Return all of the lines below exactly as they are.

· · · · ·

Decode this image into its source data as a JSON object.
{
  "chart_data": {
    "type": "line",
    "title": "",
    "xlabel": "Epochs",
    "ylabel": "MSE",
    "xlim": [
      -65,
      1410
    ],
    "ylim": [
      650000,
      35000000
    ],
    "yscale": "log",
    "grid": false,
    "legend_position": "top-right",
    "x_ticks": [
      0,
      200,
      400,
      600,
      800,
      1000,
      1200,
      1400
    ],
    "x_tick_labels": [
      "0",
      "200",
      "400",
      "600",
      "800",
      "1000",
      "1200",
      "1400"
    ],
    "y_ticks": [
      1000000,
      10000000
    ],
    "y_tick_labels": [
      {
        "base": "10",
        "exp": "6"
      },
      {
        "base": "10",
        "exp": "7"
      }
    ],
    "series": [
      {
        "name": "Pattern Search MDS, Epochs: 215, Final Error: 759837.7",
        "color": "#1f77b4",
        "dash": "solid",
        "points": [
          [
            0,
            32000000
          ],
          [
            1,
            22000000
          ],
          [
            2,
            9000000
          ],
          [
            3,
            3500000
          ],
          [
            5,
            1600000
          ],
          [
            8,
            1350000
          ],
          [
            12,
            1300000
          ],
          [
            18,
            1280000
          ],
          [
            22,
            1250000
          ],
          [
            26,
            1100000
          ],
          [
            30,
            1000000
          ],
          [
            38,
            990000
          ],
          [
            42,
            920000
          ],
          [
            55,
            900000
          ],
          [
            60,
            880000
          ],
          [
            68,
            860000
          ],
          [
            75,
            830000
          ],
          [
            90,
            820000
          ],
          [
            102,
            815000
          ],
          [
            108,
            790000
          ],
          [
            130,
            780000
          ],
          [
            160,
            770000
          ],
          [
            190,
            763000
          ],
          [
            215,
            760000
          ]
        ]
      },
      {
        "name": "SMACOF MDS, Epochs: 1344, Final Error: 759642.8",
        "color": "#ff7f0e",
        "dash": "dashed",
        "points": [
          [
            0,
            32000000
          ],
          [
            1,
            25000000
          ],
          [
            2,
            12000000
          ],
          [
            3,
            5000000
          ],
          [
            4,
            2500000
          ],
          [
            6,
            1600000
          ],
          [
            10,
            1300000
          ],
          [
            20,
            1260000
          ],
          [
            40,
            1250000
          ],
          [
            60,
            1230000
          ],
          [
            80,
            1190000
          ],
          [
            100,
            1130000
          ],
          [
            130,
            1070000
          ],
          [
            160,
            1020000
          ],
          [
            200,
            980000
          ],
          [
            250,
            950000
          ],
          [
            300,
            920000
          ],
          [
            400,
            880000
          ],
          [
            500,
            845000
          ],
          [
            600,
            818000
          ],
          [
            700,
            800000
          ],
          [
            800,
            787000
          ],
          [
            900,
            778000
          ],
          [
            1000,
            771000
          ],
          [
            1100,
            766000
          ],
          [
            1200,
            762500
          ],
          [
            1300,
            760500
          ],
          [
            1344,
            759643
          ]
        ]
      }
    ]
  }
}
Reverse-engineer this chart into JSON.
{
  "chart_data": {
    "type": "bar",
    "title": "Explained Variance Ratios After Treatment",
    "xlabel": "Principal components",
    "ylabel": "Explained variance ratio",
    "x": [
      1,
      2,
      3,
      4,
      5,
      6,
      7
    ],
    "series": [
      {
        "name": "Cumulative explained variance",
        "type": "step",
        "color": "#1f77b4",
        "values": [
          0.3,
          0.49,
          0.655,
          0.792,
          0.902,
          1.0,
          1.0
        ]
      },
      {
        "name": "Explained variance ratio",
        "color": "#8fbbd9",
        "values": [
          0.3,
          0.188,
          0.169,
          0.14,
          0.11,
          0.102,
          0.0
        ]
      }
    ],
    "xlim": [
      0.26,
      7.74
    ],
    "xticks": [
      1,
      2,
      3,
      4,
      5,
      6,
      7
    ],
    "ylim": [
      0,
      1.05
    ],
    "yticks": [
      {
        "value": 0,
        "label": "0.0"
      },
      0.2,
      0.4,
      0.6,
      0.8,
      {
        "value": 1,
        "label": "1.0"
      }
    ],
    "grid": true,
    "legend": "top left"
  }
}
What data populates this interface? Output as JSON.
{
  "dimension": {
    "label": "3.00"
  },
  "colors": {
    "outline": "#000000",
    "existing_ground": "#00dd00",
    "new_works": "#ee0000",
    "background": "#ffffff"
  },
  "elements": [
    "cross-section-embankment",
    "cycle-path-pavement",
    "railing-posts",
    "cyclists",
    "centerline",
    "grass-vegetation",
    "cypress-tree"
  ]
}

· · · · ·

#### The output:
Decode this image into its source data as a JSON object.
{
  "chart_data": {
    "type": "line",
    "title": "",
    "xlabel": "Epochs",
    "ylabel": "MSE",
    "xlim": [
      -65,
      1410
    ],
    "ylim": [
      650000,
      35000000
    ],
    "yscale": "log",
    "grid": false,
    "legend_position": "top-right",
    "x_ticks": [
      0,
      200,
      400,
      600,
      800,
      1000,
      1200,
      1400
    ],
    "x_tick_labels": [
      "0",
      "200",
      "400",
      "600",
      "800",
      "1000",
      "1200",
      "1400"
    ],
    "y_ticks": [
      1000000,
      10000000
    ],
    "y_tick_labels": [
      {
        "base": "10",
        "exp": "6"
      },
      {
        "base": "10",
        "exp": "7"
      }
    ],
    "series": [
      {
        "name": "Pattern Search MDS, Epochs: 215, Final Error: 759837.7",
        "color": "#1f77b4",
        "dash": "solid",
        "points": [
          [
            0,
            32000000
          ],
          [
            1,
            22000000
          ],
          [
            2,
            9000000
          ],
          [
            3,
            3500000
          ],
          [
            5,
            1600000
          ],
          [
            8,
            1350000
          ],
          [
            12,
            1300000
          ],
          [
            18,
            1280000
          ],
          [
            22,
            1250000
          ],
          [
            26,
            1100000
          ],
          [
            30,
            1000000
          ],
          [
            38,
            990000
          ],
          [
            42,
            920000
          ],
          [
            55,
            900000
          ],
          [
            60,
            880000
          ],
          [
            68,
            860000
          ],
          [
            75,
            830000
          ],
          [
            90,
            820000
          ],
          [
            102,
            815000
          ],
          [
            108,
            790000
          ],
          [
            130,
            780000
          ],
          [
            160,
            770000
          ],
          [
            190,
            763000
          ],
          [
            215,
            760000
          ]
        ]
      },
      {
        "name": "SMACOF MDS, Epochs: 1344, Final Error: 759642.8",
        "color": "#ff7f0e",
        "dash": "dashed",
        "points": [
          [
            0,
            32000000
          ],
          [
            1,
            25000000
          ],
          [
            2,
            12000000
          ],
          [
            3,
            5000000
          ],
          [
            4,
            2500000
          ],
          [
            6,
            1600000
          ],
          [
            10,
            1300000
          ],
          [
            20,
            1260000
          ],
          [
            40,
            1250000
          ],
          [
            60,
            1230000
          ],
          [
            80,
            1190000
          ],
          [
            100,
            1130000
          ],
          [
            130,
            1070000
          ],
          [
            160,
            1020000
          ],
          [
            200,
            980000
          ],
          [
            250,
            950000
          ],
          [
            300,
            920000
          ],
          [
            400,
            880000
          ],
          [
            500,
            845000
          ],
          [
            600,
            818000
          ],
          [
            700,
            800000
          ],
          [
            800,
            787000
          ],
          [
            900,
            778000
          ],
          [
            1000,
            771000
          ],
          [
            1100,
            766000
          ],
          [
            1200,
            762500
          ],
          [
            1300,
            760500
          ],
          [
            1344,
            759643
          ]
        ]
      }
    ]
  }
}
Reverse-engineer this chart into JSON.
{
  "chart_data": {
    "type": "bar",
    "title": "Explained Variance Ratios After Treatment",
    "xlabel": "Principal components",
    "ylabel": "Explained variance ratio",
    "x": [
      1,
      2,
      3,
      4,
      5,
      6,
      7
    ],
    "series": [
      {
        "name": "Cumulative explained variance",
        "type": "step",
        "color": "#1f77b4",
        "values": [
          0.3,
          0.49,
          0.655,
          0.792,
          0.902,
          1.0,
          1.0
        ]
      },
      {
        "name": "Explained variance ratio",
        "color": "#8fbbd9",
        "values": [
          0.3,
          0.188,
          0.169,
          0.14,
          0.11,
          0.102,
          0.0
        ]
      }
    ],
    "xlim": [
      0.26,
      7.74
    ],
    "xticks": [
      1,
      2,
      3,
      4,
      5,
      6,
      7
    ],
    "ylim": [
      0,
      1.05
    ],
    "yticks": [
      {
        "value": 0,
        "label": "0.0"
      },
      0.2,
      0.4,
      0.6,
      0.8,
      {
        "value": 1,
        "label": "1.0"
      }
    ],
    "grid": true,
    "legend": "top left"
  }
}
What data populates this interface? Output as JSON.
{
  "dimension": {
    "label": "3.00"
  },
  "colors": {
    "outline": "#000000",
    "existing_ground": "#00dd00",
    "new_works": "#ee0000",
    "background": "#ffffff"
  },
  "elements": [
    "cross-section-embankment",
    "cycle-path-pavement",
    "railing-posts",
    "cyclists",
    "centerline",
    "grass-vegetation",
    "cypress-tree"
  ]
}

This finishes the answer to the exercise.